SHORT EXERCISE
Count how many lines hold the string "content". Answer with that number and nothing more.

* Begin EXERCISE DATA *

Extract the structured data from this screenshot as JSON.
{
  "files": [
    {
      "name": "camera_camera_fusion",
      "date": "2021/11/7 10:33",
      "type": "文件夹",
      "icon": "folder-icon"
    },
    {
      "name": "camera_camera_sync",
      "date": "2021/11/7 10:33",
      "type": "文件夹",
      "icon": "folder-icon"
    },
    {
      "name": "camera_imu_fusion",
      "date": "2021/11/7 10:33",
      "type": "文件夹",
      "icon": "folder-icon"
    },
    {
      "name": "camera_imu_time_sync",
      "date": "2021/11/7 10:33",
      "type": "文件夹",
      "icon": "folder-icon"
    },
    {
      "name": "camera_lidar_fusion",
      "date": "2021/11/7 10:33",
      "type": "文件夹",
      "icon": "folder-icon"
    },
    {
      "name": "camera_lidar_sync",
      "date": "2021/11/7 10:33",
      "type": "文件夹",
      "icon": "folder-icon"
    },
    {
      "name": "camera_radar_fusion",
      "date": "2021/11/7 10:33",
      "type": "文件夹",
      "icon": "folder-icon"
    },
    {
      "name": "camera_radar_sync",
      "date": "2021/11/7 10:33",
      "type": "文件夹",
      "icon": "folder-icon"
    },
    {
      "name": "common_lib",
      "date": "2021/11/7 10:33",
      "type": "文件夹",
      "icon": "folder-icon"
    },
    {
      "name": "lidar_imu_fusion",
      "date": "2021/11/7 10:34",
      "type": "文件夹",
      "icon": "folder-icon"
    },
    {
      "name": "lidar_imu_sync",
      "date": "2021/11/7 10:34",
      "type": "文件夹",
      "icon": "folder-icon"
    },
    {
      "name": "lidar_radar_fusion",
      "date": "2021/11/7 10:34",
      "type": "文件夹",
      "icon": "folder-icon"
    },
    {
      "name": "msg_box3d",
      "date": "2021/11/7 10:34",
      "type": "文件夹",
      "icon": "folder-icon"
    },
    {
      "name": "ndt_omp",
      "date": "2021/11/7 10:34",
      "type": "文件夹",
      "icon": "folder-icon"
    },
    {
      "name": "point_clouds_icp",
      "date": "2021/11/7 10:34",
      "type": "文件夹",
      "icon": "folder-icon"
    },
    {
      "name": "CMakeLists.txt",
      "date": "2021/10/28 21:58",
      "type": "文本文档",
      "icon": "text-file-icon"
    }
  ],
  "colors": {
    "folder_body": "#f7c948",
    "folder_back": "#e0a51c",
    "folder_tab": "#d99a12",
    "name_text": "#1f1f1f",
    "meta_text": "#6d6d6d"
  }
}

* End EXERCISE DATA *
* Begin EXERCISE DATA *

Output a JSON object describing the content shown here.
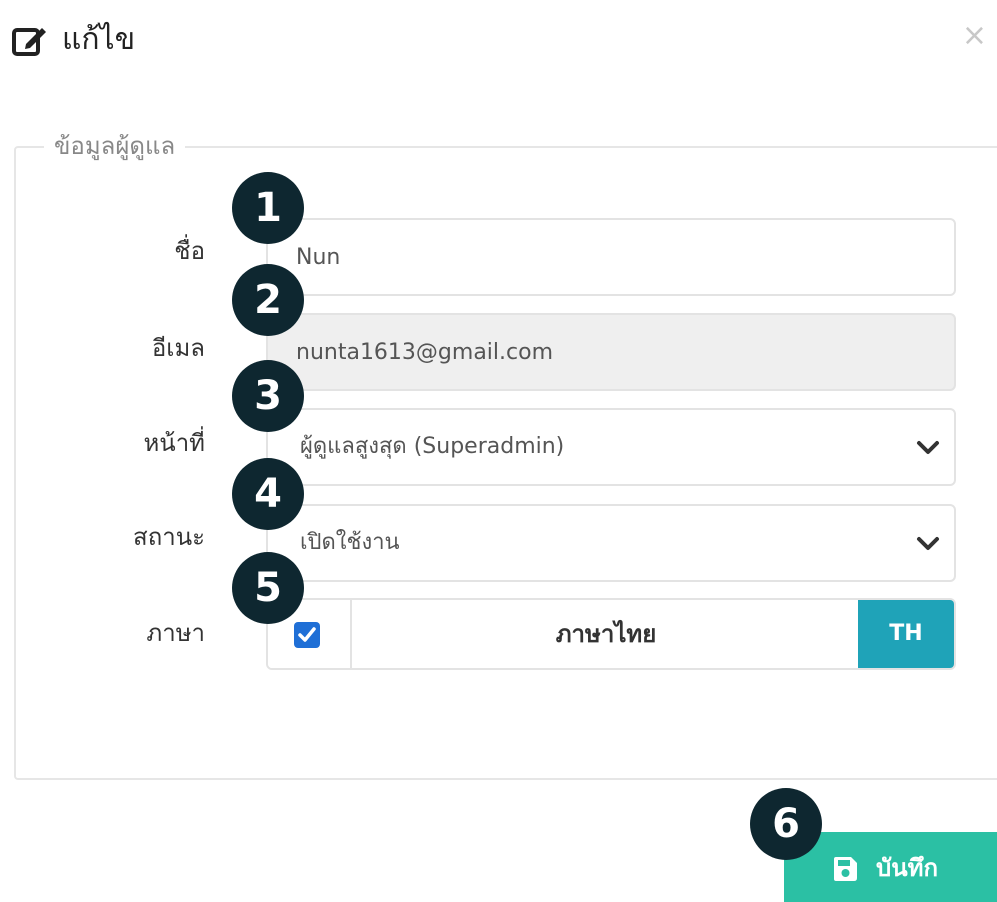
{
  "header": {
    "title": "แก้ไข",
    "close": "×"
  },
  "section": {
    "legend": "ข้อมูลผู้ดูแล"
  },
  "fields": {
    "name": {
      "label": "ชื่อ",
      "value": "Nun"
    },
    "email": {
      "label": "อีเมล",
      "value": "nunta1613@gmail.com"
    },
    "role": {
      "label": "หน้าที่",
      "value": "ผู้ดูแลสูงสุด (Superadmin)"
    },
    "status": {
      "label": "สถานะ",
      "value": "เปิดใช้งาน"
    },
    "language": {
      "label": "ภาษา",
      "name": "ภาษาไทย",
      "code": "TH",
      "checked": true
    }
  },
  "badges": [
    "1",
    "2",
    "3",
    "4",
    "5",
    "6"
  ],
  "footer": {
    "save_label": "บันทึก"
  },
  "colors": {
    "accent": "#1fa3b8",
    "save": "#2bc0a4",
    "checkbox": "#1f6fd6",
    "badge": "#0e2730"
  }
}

* End EXERCISE DATA *
* Begin EXERCISE DATA *

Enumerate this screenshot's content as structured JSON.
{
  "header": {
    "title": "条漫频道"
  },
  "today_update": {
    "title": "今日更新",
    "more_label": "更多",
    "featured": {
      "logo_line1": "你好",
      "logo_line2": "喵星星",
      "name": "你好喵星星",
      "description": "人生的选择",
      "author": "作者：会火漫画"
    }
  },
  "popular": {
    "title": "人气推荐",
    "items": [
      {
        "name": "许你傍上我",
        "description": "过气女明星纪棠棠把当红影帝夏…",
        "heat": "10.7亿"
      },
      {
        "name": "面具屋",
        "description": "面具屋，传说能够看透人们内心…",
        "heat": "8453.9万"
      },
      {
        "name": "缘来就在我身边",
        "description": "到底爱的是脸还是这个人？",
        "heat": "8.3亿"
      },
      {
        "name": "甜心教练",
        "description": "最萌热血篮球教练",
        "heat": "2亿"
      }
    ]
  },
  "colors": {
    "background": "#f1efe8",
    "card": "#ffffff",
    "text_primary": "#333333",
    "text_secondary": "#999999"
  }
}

* End EXERCISE DATA *

SOLVED EXERCISE
2